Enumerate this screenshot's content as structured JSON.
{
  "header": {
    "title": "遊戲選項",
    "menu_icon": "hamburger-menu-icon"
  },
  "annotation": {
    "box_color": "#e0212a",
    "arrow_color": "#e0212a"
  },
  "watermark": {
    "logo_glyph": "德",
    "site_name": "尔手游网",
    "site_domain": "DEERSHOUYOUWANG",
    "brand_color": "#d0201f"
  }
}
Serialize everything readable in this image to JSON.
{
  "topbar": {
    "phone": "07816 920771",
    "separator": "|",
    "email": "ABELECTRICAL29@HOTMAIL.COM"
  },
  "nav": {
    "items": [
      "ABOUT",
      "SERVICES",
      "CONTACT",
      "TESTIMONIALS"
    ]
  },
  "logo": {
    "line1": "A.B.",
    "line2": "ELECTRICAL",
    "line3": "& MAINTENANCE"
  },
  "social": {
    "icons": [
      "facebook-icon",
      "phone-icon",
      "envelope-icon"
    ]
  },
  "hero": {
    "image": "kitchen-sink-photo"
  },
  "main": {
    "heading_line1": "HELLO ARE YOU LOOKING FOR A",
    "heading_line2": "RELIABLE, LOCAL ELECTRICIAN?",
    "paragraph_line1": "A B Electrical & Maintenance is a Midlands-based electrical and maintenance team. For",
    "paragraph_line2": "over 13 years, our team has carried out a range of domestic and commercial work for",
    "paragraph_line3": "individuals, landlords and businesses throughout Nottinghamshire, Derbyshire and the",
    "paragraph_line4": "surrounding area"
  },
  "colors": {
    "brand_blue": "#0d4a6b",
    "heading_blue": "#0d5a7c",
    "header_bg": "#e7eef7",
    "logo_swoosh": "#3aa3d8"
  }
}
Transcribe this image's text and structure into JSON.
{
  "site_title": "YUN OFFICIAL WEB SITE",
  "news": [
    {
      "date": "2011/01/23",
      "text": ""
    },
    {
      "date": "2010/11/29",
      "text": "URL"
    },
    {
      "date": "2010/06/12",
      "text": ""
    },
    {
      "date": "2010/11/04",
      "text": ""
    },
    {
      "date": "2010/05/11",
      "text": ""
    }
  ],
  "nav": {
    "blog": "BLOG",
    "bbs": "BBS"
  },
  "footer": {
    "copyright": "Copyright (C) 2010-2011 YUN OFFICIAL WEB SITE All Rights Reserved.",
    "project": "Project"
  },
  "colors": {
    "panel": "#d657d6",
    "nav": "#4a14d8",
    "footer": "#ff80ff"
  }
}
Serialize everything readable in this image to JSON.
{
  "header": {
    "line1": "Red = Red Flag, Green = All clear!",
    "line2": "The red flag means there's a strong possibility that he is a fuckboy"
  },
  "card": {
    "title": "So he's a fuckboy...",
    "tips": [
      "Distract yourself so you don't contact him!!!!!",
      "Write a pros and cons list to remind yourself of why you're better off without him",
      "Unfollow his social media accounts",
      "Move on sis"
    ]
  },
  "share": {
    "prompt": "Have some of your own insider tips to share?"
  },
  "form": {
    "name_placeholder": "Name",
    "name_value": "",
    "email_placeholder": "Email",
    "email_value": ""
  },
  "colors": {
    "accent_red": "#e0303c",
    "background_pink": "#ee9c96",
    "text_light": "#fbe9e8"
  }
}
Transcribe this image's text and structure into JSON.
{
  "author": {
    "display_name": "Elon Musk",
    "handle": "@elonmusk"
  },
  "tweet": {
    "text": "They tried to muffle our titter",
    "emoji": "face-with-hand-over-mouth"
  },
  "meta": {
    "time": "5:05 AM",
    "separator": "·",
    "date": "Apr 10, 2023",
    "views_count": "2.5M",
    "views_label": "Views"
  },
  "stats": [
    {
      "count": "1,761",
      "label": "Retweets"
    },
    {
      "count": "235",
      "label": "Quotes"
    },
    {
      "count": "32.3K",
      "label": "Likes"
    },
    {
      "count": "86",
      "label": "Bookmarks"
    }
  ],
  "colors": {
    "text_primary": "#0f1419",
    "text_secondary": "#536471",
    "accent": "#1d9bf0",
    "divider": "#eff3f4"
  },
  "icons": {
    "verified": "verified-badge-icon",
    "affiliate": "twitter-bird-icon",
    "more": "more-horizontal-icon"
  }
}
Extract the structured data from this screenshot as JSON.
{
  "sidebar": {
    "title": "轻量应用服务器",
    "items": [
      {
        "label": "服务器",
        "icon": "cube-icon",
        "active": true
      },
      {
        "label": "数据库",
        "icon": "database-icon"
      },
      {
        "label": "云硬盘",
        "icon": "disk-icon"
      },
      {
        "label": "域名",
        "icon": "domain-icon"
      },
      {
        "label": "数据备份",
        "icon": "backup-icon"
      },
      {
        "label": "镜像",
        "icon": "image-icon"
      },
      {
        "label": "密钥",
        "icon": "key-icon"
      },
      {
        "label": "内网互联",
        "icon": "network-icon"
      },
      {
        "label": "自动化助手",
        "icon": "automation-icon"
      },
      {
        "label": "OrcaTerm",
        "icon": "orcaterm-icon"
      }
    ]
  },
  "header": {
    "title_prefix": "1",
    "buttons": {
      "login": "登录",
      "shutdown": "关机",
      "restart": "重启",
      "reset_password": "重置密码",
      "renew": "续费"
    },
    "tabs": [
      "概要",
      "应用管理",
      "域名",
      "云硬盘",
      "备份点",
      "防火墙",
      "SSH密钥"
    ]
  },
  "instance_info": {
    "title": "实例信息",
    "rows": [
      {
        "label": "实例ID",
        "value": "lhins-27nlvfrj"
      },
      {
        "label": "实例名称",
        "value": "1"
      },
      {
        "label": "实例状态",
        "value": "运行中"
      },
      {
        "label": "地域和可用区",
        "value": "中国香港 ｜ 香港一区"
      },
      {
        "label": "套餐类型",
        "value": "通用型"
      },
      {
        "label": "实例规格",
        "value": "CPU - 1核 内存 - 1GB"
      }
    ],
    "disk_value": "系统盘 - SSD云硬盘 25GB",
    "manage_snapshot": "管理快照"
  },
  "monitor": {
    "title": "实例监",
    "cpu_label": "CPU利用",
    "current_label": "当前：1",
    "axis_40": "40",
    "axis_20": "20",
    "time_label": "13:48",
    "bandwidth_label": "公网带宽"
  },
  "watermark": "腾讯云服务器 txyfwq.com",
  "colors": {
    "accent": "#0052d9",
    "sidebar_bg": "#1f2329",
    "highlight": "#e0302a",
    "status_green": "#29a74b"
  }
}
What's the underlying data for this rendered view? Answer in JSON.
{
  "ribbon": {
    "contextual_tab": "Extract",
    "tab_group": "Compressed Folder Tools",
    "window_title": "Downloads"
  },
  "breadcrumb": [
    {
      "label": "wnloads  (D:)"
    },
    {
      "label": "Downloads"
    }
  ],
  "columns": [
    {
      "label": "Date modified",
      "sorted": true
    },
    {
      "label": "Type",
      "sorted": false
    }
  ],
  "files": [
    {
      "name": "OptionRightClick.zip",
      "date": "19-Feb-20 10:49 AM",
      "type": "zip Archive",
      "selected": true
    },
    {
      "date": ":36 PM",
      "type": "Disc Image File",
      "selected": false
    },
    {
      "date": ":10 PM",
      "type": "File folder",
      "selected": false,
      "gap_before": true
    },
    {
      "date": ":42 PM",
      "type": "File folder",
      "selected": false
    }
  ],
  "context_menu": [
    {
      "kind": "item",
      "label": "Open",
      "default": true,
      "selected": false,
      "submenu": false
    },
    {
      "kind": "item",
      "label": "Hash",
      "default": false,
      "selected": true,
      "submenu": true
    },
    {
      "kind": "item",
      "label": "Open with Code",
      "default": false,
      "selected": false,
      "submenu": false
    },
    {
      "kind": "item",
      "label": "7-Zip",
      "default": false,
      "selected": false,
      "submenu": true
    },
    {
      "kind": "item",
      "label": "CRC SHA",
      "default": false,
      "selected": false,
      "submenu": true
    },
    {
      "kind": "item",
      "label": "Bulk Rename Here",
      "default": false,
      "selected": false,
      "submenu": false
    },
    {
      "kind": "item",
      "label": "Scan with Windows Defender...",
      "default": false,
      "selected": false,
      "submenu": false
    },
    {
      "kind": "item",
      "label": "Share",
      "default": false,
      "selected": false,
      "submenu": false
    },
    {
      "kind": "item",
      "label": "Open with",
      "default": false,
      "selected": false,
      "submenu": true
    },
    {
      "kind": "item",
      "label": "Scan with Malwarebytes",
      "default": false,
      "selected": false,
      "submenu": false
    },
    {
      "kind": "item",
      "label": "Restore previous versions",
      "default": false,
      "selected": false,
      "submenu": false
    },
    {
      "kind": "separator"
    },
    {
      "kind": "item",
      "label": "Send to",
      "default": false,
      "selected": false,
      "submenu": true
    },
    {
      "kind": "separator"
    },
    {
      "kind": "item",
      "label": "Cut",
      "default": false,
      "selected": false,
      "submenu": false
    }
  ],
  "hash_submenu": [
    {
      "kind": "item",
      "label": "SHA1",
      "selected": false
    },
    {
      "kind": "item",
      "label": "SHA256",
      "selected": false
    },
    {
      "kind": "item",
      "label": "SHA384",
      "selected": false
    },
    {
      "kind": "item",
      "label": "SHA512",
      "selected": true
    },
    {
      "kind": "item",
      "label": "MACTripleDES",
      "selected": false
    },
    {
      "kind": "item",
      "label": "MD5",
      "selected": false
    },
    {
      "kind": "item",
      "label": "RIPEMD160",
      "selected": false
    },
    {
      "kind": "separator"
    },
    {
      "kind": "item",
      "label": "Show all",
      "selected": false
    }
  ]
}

- Short exercise -
Search the data for "Open" and list every line in which it occurs.

- Reply to the task -
      "label": "Open",
      "label": "Open with Code",
      "label": "Open with",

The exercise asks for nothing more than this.